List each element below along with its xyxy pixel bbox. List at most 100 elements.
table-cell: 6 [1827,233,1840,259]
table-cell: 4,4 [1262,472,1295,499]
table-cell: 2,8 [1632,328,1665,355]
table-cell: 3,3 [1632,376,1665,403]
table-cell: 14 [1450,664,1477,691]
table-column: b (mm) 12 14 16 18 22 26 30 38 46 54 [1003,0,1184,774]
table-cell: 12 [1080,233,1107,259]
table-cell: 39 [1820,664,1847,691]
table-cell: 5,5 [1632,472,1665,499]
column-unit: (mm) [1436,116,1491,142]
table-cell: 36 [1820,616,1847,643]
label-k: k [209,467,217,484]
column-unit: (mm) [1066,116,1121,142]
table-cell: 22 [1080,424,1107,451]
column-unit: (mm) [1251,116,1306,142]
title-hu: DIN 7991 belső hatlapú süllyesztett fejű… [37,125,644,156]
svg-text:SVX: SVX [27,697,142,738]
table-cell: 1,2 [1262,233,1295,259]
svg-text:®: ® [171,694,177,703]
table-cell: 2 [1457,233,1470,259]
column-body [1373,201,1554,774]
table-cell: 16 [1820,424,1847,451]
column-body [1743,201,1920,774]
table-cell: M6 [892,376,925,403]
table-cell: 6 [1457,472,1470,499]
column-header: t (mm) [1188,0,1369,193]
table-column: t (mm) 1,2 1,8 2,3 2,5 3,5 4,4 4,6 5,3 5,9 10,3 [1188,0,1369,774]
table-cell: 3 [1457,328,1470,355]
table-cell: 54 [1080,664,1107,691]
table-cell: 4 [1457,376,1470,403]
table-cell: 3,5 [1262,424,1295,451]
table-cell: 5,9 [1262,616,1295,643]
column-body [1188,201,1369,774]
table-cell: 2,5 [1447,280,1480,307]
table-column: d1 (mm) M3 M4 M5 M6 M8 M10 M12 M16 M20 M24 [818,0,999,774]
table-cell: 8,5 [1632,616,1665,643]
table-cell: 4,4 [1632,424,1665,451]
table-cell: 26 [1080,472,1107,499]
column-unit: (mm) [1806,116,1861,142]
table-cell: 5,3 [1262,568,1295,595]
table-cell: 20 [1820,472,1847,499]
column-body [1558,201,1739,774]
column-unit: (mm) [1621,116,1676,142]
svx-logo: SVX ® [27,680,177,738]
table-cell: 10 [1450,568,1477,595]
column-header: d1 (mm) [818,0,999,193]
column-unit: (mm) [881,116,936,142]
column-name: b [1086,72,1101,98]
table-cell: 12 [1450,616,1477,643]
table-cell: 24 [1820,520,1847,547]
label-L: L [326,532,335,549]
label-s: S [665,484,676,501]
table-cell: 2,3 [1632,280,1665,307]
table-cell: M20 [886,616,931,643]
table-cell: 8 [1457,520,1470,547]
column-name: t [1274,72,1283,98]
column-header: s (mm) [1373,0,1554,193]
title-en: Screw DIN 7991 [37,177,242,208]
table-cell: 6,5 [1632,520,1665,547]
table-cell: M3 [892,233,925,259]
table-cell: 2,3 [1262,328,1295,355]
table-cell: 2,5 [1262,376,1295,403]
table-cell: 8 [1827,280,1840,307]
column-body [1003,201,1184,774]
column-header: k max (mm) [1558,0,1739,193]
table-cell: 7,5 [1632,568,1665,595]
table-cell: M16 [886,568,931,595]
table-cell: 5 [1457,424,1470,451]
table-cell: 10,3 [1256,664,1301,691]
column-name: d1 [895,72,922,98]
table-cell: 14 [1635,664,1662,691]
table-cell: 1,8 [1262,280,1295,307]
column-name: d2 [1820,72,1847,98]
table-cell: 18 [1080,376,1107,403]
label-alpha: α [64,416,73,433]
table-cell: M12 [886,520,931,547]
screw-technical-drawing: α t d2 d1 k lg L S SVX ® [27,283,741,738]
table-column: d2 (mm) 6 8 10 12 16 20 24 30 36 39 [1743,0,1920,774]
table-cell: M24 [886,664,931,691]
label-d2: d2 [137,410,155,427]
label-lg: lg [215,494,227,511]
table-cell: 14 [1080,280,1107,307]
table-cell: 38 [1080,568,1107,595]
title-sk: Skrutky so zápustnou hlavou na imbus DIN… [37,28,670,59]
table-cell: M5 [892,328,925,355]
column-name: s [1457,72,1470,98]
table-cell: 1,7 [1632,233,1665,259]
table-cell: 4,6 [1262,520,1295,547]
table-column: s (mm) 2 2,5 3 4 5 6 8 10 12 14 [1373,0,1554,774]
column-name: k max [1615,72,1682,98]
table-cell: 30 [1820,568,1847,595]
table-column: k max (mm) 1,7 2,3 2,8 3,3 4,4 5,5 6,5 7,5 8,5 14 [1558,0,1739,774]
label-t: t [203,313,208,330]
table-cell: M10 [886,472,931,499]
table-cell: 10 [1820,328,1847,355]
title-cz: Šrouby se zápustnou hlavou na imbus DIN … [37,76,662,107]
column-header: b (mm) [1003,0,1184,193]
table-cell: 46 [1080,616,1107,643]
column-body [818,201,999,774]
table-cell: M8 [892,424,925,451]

_____

WHAT IS BEING ASKED: List every line in the material above that contains the string "zápustnou". Case counts.

FINISHED TASK:
title-sk: Skrutky so zápustnou hlavou na imbus DIN… [37,28,670,59]
title-cz: Šrouby se zápustnou hlavou na imbus DIN … [37,76,662,107]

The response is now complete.